■ Raw data:
################

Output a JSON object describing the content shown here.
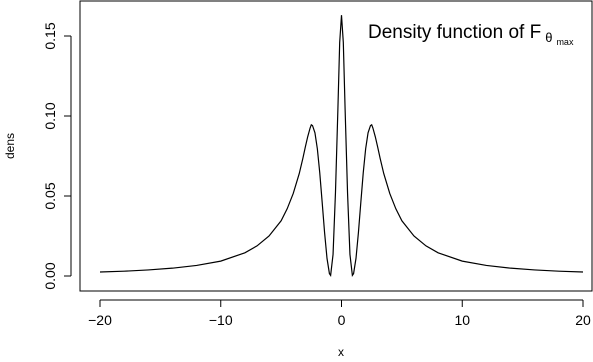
{
  "chart_data": {
    "type": "line",
    "title": {
      "text": "Density function of F",
      "subscript": "θ",
      "sub_subscript": "max"
    },
    "xlabel": "x",
    "ylabel": "dens",
    "xlim": [
      -20,
      20
    ],
    "ylim": [
      0,
      0.165
    ],
    "xticks": [
      -20,
      -10,
      0,
      10,
      20
    ],
    "xtick_labels": [
      "−20",
      "−10",
      "0",
      "10",
      "20"
    ],
    "yticks": [
      0,
      0.05,
      0.1,
      0.15
    ],
    "ytick_labels": [
      "0.00",
      "0.05",
      "0.10",
      "0.15"
    ],
    "grid": false,
    "series": [
      {
        "x": [
          -20,
          -18,
          -16,
          -14,
          -12,
          -10,
          -8,
          -7,
          -6,
          -5,
          -4.5,
          -4,
          -3.5,
          -3.2,
          -3,
          -2.8,
          -2.6,
          -2.5,
          -2.4,
          -2.2,
          -2,
          -1.8,
          -1.6,
          -1.4,
          -1.2,
          -1.0,
          -0.9,
          -0.7,
          -0.5,
          -0.3,
          -0.15,
          0,
          0.15,
          0.3,
          0.5,
          0.7,
          0.9,
          1.0,
          1.2,
          1.4,
          1.6,
          1.8,
          2,
          2.2,
          2.4,
          2.5,
          2.6,
          2.8,
          3,
          3.2,
          3.5,
          4,
          4.5,
          5,
          6,
          7,
          8,
          10,
          12,
          14,
          16,
          18,
          20
        ],
        "y": [
          0.0025,
          0.003,
          0.0038,
          0.0049,
          0.0066,
          0.0093,
          0.0145,
          0.0188,
          0.025,
          0.0345,
          0.042,
          0.0515,
          0.064,
          0.0735,
          0.0805,
          0.087,
          0.0925,
          0.0945,
          0.094,
          0.0895,
          0.0795,
          0.0645,
          0.046,
          0.027,
          0.011,
          0.0015,
          0.0004,
          0.0135,
          0.052,
          0.104,
          0.146,
          0.163,
          0.146,
          0.104,
          0.052,
          0.0135,
          0.0004,
          0.0015,
          0.011,
          0.027,
          0.046,
          0.0645,
          0.0795,
          0.0895,
          0.094,
          0.0945,
          0.0925,
          0.087,
          0.0805,
          0.0735,
          0.064,
          0.0515,
          0.042,
          0.0345,
          0.025,
          0.0188,
          0.0145,
          0.0093,
          0.0066,
          0.0049,
          0.0038,
          0.003,
          0.0025
        ]
      }
    ]
  }
}
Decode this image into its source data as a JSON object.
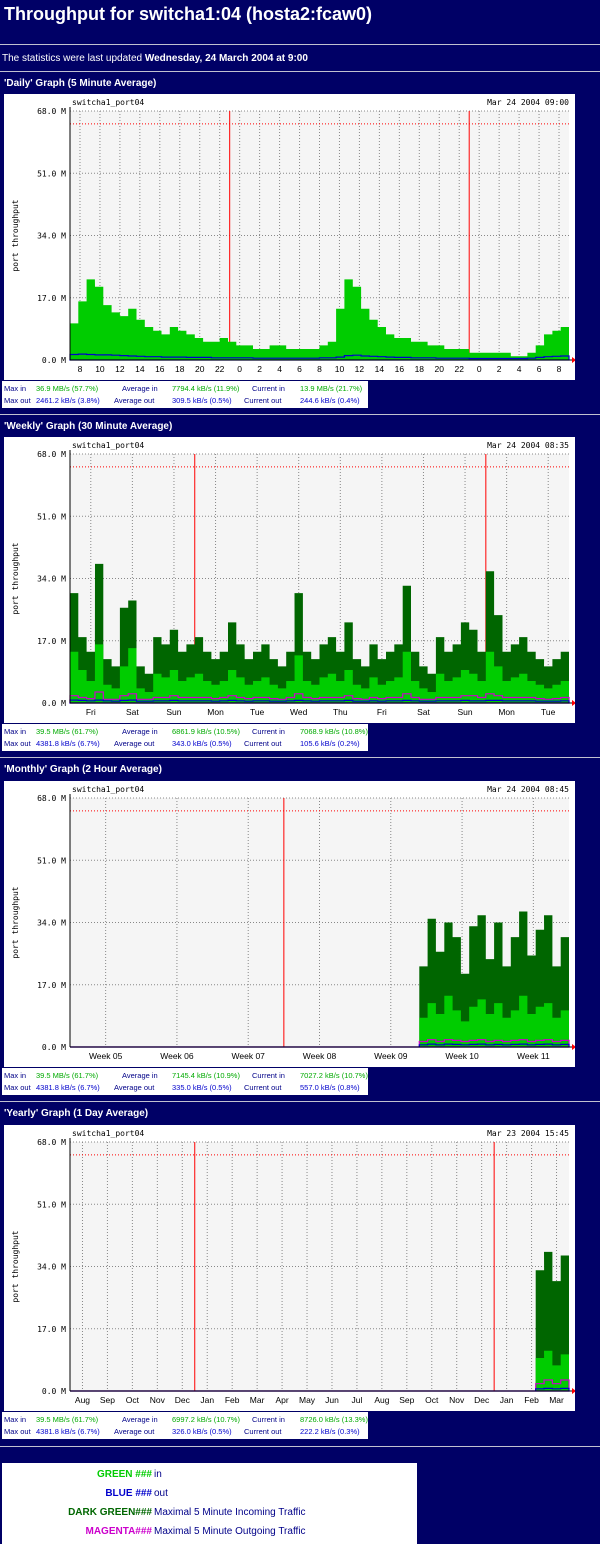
{
  "page": {
    "title": "Throughput for switcha1:04 (hosta2:fcaw0)",
    "updated_prefix": "The statistics were last updated",
    "updated_value": "Wednesday, 24 March 2004 at 9:00"
  },
  "chart_data": [
    {
      "type": "area",
      "section_title": "'Daily' Graph (5 Minute Average)",
      "plot_label": "switcha1_port04",
      "timestamp": "Mar 24 2004 09:00",
      "ylabel": "port throughput",
      "ylim": [
        0,
        68
      ],
      "yticks": [
        "0.0 M",
        "17.0 M",
        "34.0 M",
        "51.0 M",
        "68.0 M"
      ],
      "x_ticks": [
        "8",
        "10",
        "12",
        "14",
        "16",
        "18",
        "20",
        "22",
        "0",
        "2",
        "4",
        "6",
        "8",
        "10",
        "12",
        "14",
        "16",
        "18",
        "20",
        "22",
        "0",
        "2",
        "4",
        "6",
        "8"
      ],
      "dividers_at": [
        "0",
        "0"
      ],
      "max_line": 64.5,
      "series": [
        {
          "name": "in",
          "color": "#00cc00",
          "values": [
            10,
            16,
            22,
            20,
            15,
            13,
            12,
            14,
            11,
            9,
            8,
            7,
            9,
            8,
            7,
            6,
            5,
            5,
            6,
            5,
            4,
            4,
            3,
            3,
            4,
            4,
            3,
            3,
            3,
            3,
            4,
            5,
            14,
            22,
            20,
            14,
            11,
            9,
            7,
            6,
            6,
            5,
            5,
            4,
            4,
            3,
            3,
            3,
            2,
            2,
            2,
            2,
            2,
            1,
            1,
            2,
            4,
            7,
            8,
            9
          ]
        },
        {
          "name": "out",
          "color": "#0000cc",
          "values": [
            1.5,
            1.6,
            1.5,
            1.4,
            1.4,
            1.3,
            1.2,
            1.1,
            1.0,
            0.9,
            0.9,
            0.8,
            0.8,
            0.8,
            0.7,
            0.7,
            0.7,
            0.6,
            0.6,
            0.6,
            0.6,
            0.6,
            0.5,
            0.5,
            0.5,
            0.5,
            0.5,
            0.5,
            0.5,
            0.5,
            0.6,
            0.6,
            0.8,
            1.2,
            1.3,
            1.1,
            1.0,
            0.9,
            0.8,
            0.7,
            0.7,
            0.6,
            0.6,
            0.6,
            0.5,
            0.5,
            0.5,
            0.5,
            0.4,
            0.4,
            0.4,
            0.4,
            0.4,
            0.4,
            0.4,
            0.5,
            0.7,
            0.9,
            1.0,
            1.1
          ]
        }
      ],
      "stats": {
        "max_in": "36.9 MB/s (57.7%)",
        "avg_in": "7794.4 kB/s (11.9%)",
        "cur_in": "13.9 MB/s (21.7%)",
        "max_out": "2461.2 kB/s (3.8%)",
        "avg_out": "309.5 kB/s (0.5%)",
        "cur_out": "244.6 kB/s (0.4%)"
      }
    },
    {
      "type": "area",
      "section_title": "'Weekly' Graph (30 Minute Average)",
      "plot_label": "switcha1_port04",
      "timestamp": "Mar 24 2004 08:35",
      "ylabel": "port throughput",
      "ylim": [
        0,
        68
      ],
      "yticks": [
        "0.0 M",
        "17.0 M",
        "34.0 M",
        "51.0 M",
        "68.0 M"
      ],
      "x_ticks": [
        "Fri",
        "Sat",
        "Sun",
        "Mon",
        "Tue",
        "Wed",
        "Thu",
        "Fri",
        "Sat",
        "Sun",
        "Mon",
        "Tue"
      ],
      "dividers_at": [
        "Mon",
        "Mon"
      ],
      "max_line": 64.5,
      "series": [
        {
          "name": "in",
          "color": "#00cc00",
          "values": [
            14,
            9,
            6,
            16,
            5,
            4,
            10,
            15,
            4,
            3,
            8,
            7,
            9,
            6,
            7,
            8,
            6,
            5,
            6,
            9,
            7,
            5,
            6,
            7,
            5,
            4,
            6,
            13,
            6,
            5,
            7,
            8,
            6,
            9,
            5,
            4,
            7,
            5,
            6,
            7,
            14,
            6,
            4,
            3,
            8,
            6,
            7,
            9,
            8,
            6,
            14,
            10,
            6,
            7,
            8,
            6,
            5,
            4,
            5,
            6
          ]
        },
        {
          "name": "out",
          "color": "#0000cc",
          "values": [
            0.8,
            0.7,
            0.6,
            0.8,
            0.6,
            0.5,
            0.7,
            0.8,
            0.5,
            0.5,
            0.6,
            0.6,
            0.7,
            0.6,
            0.6,
            0.6,
            0.6,
            0.5,
            0.6,
            0.7,
            0.6,
            0.5,
            0.6,
            0.6,
            0.5,
            0.5,
            0.6,
            0.7,
            0.6,
            0.5,
            0.6,
            0.6,
            0.6,
            0.7,
            0.5,
            0.5,
            0.6,
            0.5,
            0.6,
            0.6,
            0.7,
            0.6,
            0.5,
            0.5,
            0.6,
            0.6,
            0.6,
            0.7,
            0.6,
            0.6,
            0.7,
            0.7,
            0.6,
            0.6,
            0.6,
            0.6,
            0.5,
            0.5,
            0.5,
            0.6
          ]
        },
        {
          "name": "max in",
          "color": "#006600",
          "values": [
            30,
            18,
            14,
            38,
            12,
            10,
            26,
            28,
            10,
            8,
            18,
            16,
            20,
            14,
            16,
            18,
            14,
            12,
            14,
            22,
            16,
            12,
            14,
            16,
            12,
            10,
            14,
            30,
            14,
            12,
            16,
            18,
            14,
            22,
            12,
            10,
            16,
            12,
            14,
            16,
            32,
            14,
            10,
            8,
            18,
            14,
            16,
            22,
            20,
            14,
            36,
            24,
            14,
            16,
            18,
            14,
            12,
            10,
            12,
            14
          ]
        },
        {
          "name": "max out",
          "color": "#cc00cc",
          "values": [
            2,
            1.5,
            1.2,
            3,
            1,
            1,
            2,
            2.5,
            1,
            1,
            1.5,
            1.5,
            2,
            1.5,
            1.5,
            1.5,
            1.5,
            1.2,
            1.5,
            2,
            1.5,
            1.2,
            1.5,
            1.5,
            1.2,
            1,
            1.5,
            2.5,
            1.5,
            1.2,
            1.5,
            1.5,
            1.5,
            2,
            1.2,
            1,
            1.5,
            1.2,
            1.5,
            1.5,
            2.5,
            1.5,
            1,
            1,
            1.5,
            1.5,
            1.5,
            2,
            2,
            1.5,
            2.5,
            2,
            1.5,
            1.5,
            1.5,
            1.5,
            1.2,
            1,
            1.2,
            1.5
          ]
        }
      ],
      "stats": {
        "max_in": "39.5 MB/s (61.7%)",
        "avg_in": "6861.9 kB/s (10.5%)",
        "cur_in": "7068.9 kB/s (10.8%)",
        "max_out": "4381.8 kB/s (6.7%)",
        "avg_out": "343.0 kB/s (0.5%)",
        "cur_out": "105.6 kB/s (0.2%)"
      }
    },
    {
      "type": "area",
      "section_title": "'Monthly' Graph (2 Hour Average)",
      "plot_label": "switcha1_port04",
      "timestamp": "Mar 24 2004 08:45",
      "ylabel": "port throughput",
      "ylim": [
        0,
        68
      ],
      "yticks": [
        "0.0 M",
        "17.0 M",
        "34.0 M",
        "51.0 M",
        "68.0 M"
      ],
      "x_ticks": [
        "Week 05",
        "Week 06",
        "Week 07",
        "Week 08",
        "Week 09",
        "Week 10",
        "Week 11"
      ],
      "dividers_at": [
        "Week 08"
      ],
      "max_line": 64.5,
      "series": [
        {
          "name": "in",
          "color": "#00cc00",
          "values": [
            0,
            0,
            0,
            0,
            0,
            0,
            0,
            0,
            0,
            0,
            0,
            0,
            0,
            0,
            0,
            0,
            0,
            0,
            0,
            0,
            0,
            0,
            0,
            0,
            0,
            0,
            0,
            0,
            0,
            0,
            0,
            0,
            0,
            0,
            0,
            0,
            0,
            0,
            0,
            0,
            0,
            0,
            8,
            12,
            9,
            14,
            10,
            7,
            11,
            13,
            9,
            12,
            8,
            10,
            14,
            9,
            11,
            12,
            8,
            10
          ]
        },
        {
          "name": "out",
          "color": "#0000cc",
          "values": [
            0,
            0,
            0,
            0,
            0,
            0,
            0,
            0,
            0,
            0,
            0,
            0,
            0,
            0,
            0,
            0,
            0,
            0,
            0,
            0,
            0,
            0,
            0,
            0,
            0,
            0,
            0,
            0,
            0,
            0,
            0,
            0,
            0,
            0,
            0,
            0,
            0,
            0,
            0,
            0,
            0,
            0,
            0.6,
            0.8,
            0.6,
            0.8,
            0.7,
            0.6,
            0.7,
            0.8,
            0.6,
            0.7,
            0.6,
            0.7,
            0.8,
            0.6,
            0.7,
            0.8,
            0.6,
            0.7
          ]
        },
        {
          "name": "max in",
          "color": "#006600",
          "values": [
            0,
            0,
            0,
            0,
            0,
            0,
            0,
            0,
            0,
            0,
            0,
            0,
            0,
            0,
            0,
            0,
            0,
            0,
            0,
            0,
            0,
            0,
            0,
            0,
            0,
            0,
            0,
            0,
            0,
            0,
            0,
            0,
            0,
            0,
            0,
            0,
            0,
            0,
            0,
            0,
            0,
            0,
            22,
            35,
            26,
            34,
            30,
            20,
            33,
            36,
            24,
            34,
            22,
            30,
            37,
            25,
            32,
            36,
            22,
            30
          ]
        },
        {
          "name": "max out",
          "color": "#cc00cc",
          "values": [
            0,
            0,
            0,
            0,
            0,
            0,
            0,
            0,
            0,
            0,
            0,
            0,
            0,
            0,
            0,
            0,
            0,
            0,
            0,
            0,
            0,
            0,
            0,
            0,
            0,
            0,
            0,
            0,
            0,
            0,
            0,
            0,
            0,
            0,
            0,
            0,
            0,
            0,
            0,
            0,
            0,
            0,
            1.5,
            2,
            1.5,
            2,
            1.8,
            1.5,
            1.8,
            2,
            1.5,
            1.8,
            1.5,
            1.8,
            2,
            1.5,
            1.8,
            2,
            1.5,
            1.8
          ]
        }
      ],
      "stats": {
        "max_in": "39.5 MB/s (61.7%)",
        "avg_in": "7145.4 kB/s (10.9%)",
        "cur_in": "7027.2 kB/s (10.7%)",
        "max_out": "4381.8 kB/s (6.7%)",
        "avg_out": "335.0 kB/s (0.5%)",
        "cur_out": "557.0 kB/s (0.8%)"
      }
    },
    {
      "type": "area",
      "section_title": "'Yearly' Graph (1 Day Average)",
      "plot_label": "switcha1_port04",
      "timestamp": "Mar 23 2004 15:45",
      "ylabel": "port throughput",
      "ylim": [
        0,
        68
      ],
      "yticks": [
        "0.0 M",
        "17.0 M",
        "34.0 M",
        "51.0 M",
        "68.0 M"
      ],
      "x_ticks": [
        "Aug",
        "Sep",
        "Oct",
        "Nov",
        "Dec",
        "Jan",
        "Feb",
        "Mar",
        "Apr",
        "May",
        "Jun",
        "Jul",
        "Aug",
        "Sep",
        "Oct",
        "Nov",
        "Dec",
        "Jan",
        "Feb",
        "Mar"
      ],
      "dividers_at": [
        "Jan",
        "Jan"
      ],
      "max_line": 64.5,
      "series": [
        {
          "name": "in",
          "color": "#00cc00",
          "values": [
            0,
            0,
            0,
            0,
            0,
            0,
            0,
            0,
            0,
            0,
            0,
            0,
            0,
            0,
            0,
            0,
            0,
            0,
            0,
            0,
            0,
            0,
            0,
            0,
            0,
            0,
            0,
            0,
            0,
            0,
            0,
            0,
            0,
            0,
            0,
            0,
            0,
            0,
            0,
            0,
            0,
            0,
            0,
            0,
            0,
            0,
            0,
            0,
            0,
            0,
            0,
            0,
            0,
            0,
            0,
            0,
            9,
            11,
            7,
            10
          ]
        },
        {
          "name": "out",
          "color": "#0000cc",
          "values": [
            0,
            0,
            0,
            0,
            0,
            0,
            0,
            0,
            0,
            0,
            0,
            0,
            0,
            0,
            0,
            0,
            0,
            0,
            0,
            0,
            0,
            0,
            0,
            0,
            0,
            0,
            0,
            0,
            0,
            0,
            0,
            0,
            0,
            0,
            0,
            0,
            0,
            0,
            0,
            0,
            0,
            0,
            0,
            0,
            0,
            0,
            0,
            0,
            0,
            0,
            0,
            0,
            0,
            0,
            0,
            0,
            0.6,
            0.7,
            0.6,
            0.7
          ]
        },
        {
          "name": "max in",
          "color": "#006600",
          "values": [
            0,
            0,
            0,
            0,
            0,
            0,
            0,
            0,
            0,
            0,
            0,
            0,
            0,
            0,
            0,
            0,
            0,
            0,
            0,
            0,
            0,
            0,
            0,
            0,
            0,
            0,
            0,
            0,
            0,
            0,
            0,
            0,
            0,
            0,
            0,
            0,
            0,
            0,
            0,
            0,
            0,
            0,
            0,
            0,
            0,
            0,
            0,
            0,
            0,
            0,
            0,
            0,
            0,
            0,
            0,
            0,
            33,
            38,
            30,
            37
          ]
        },
        {
          "name": "max out",
          "color": "#cc00cc",
          "values": [
            0,
            0,
            0,
            0,
            0,
            0,
            0,
            0,
            0,
            0,
            0,
            0,
            0,
            0,
            0,
            0,
            0,
            0,
            0,
            0,
            0,
            0,
            0,
            0,
            0,
            0,
            0,
            0,
            0,
            0,
            0,
            0,
            0,
            0,
            0,
            0,
            0,
            0,
            0,
            0,
            0,
            0,
            0,
            0,
            0,
            0,
            0,
            0,
            0,
            0,
            0,
            0,
            0,
            0,
            0,
            0,
            2,
            3,
            2,
            3
          ]
        }
      ],
      "stats": {
        "max_in": "39.5 MB/s (61.7%)",
        "avg_in": "6997.2 kB/s (10.7%)",
        "cur_in": "8726.0 kB/s (13.3%)",
        "max_out": "4381.8 kB/s (6.7%)",
        "avg_out": "326.0 kB/s (0.5%)",
        "cur_out": "222.2 kB/s (0.3%)"
      }
    }
  ],
  "stat_labels": {
    "max_in": "Max in",
    "avg_in": "Average in",
    "cur_in": "Current in",
    "max_out": "Max out",
    "avg_out": "Average out",
    "cur_out": "Current out"
  },
  "legend": [
    {
      "color_name": "GREEN ###",
      "color": "#00cc00",
      "desc": "in"
    },
    {
      "color_name": "BLUE ###",
      "color": "#0000cc",
      "desc": "out"
    },
    {
      "color_name": "DARK GREEN###",
      "color": "#006600",
      "desc": "Maximal 5 Minute Incoming Traffic"
    },
    {
      "color_name": "MAGENTA###",
      "color": "#cc00cc",
      "desc": "Maximal 5 Minute Outgoing Traffic"
    }
  ]
}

################

■ The exercise: Select from the material above each line in which the string "Traffic" appears, and list those lines.

■ Response:
      "desc": "Maximal 5 Minute Incoming Traffic"
      "desc": "Maximal 5 Minute Outgoing Traffic"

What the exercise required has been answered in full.